(Stored data)
>> Start

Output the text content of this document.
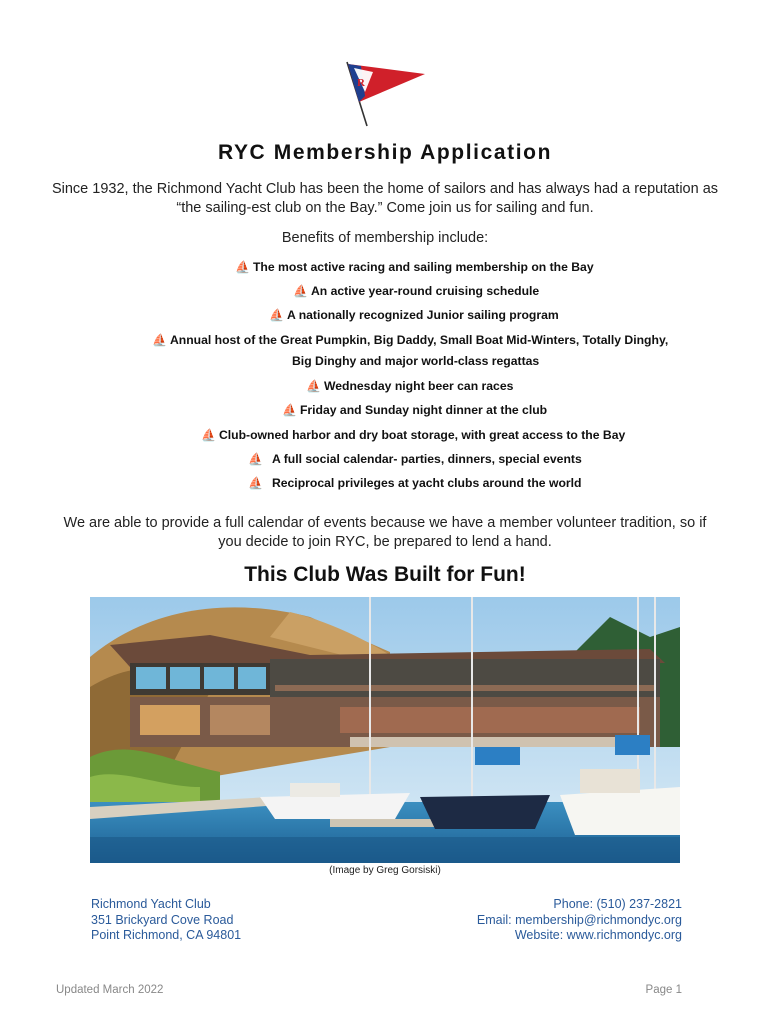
R
RYC Membership Application
Since 1932, the Richmond Yacht Club has been the home of sailors and has always had a reputation as “the sailing-est club on the Bay.” Come join us for sailing and fun.
Benefits of membership include:
⛵ The most active racing and sailing membership on the Bay
⛵ An active year-round cruising schedule
⛵ A nationally recognized Junior sailing program
⛵ Annual host of the Great Pumpkin, Big Daddy, Small Boat Mid-Winters, Totally Dinghy,
Big Dinghy and major world-class regattas
⛵ Wednesday night beer can races
⛵ Friday and Sunday night dinner at the club
⛵ Club-owned harbor and dry boat storage, with great access to the Bay
⛵ A full social calendar- parties, dinners, special events
⛵ Reciprocal privileges at yacht clubs around the world
We are able to provide a full calendar of events because we have a member volunteer tradition, so if you decide to join RYC, be prepared to lend a hand.
This Club Was Built for Fun!
(Image by Greg Gorsiski)
Richmond Yacht Club
351 Brickyard Cove Road
Point Richmond, CA 94801
Phone: (510) 237-2821
Email: membership@richmondyc.org
Website: www.richmondyc.org
Updated March 2022	Page 1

>> End

* [INSTRUCTION]
Repeat all of the data above word for word, minus the pictures.

* [ANSWER TO THE PROBLEM]
Output the text content of this document.
R
RYC Membership Application
Since 1932, the Richmond Yacht Club has been the home of sailors and has always had a reputation as “the sailing-est club on the Bay.” Come join us for sailing and fun.
Benefits of membership include:
⛵ The most active racing and sailing membership on the Bay
⛵ An active year-round cruising schedule
⛵ A nationally recognized Junior sailing program
⛵ Annual host of the Great Pumpkin, Big Daddy, Small Boat Mid-Winters, Totally Dinghy,
Big Dinghy and major world-class regattas
⛵ Wednesday night beer can races
⛵ Friday and Sunday night dinner at the club
⛵ Club-owned harbor and dry boat storage, with great access to the Bay
⛵ A full social calendar- parties, dinners, special events
⛵ Reciprocal privileges at yacht clubs around the world
We are able to provide a full calendar of events because we have a member volunteer tradition, so if you decide to join RYC, be prepared to lend a hand.
This Club Was Built for Fun!
(Image by Greg Gorsiski)
Richmond Yacht Club
351 Brickyard Cove Road
Point Richmond, CA 94801
Phone: (510) 237-2821
Email: membership@richmondyc.org
Website: www.richmondyc.org
Updated March 2022	Page 1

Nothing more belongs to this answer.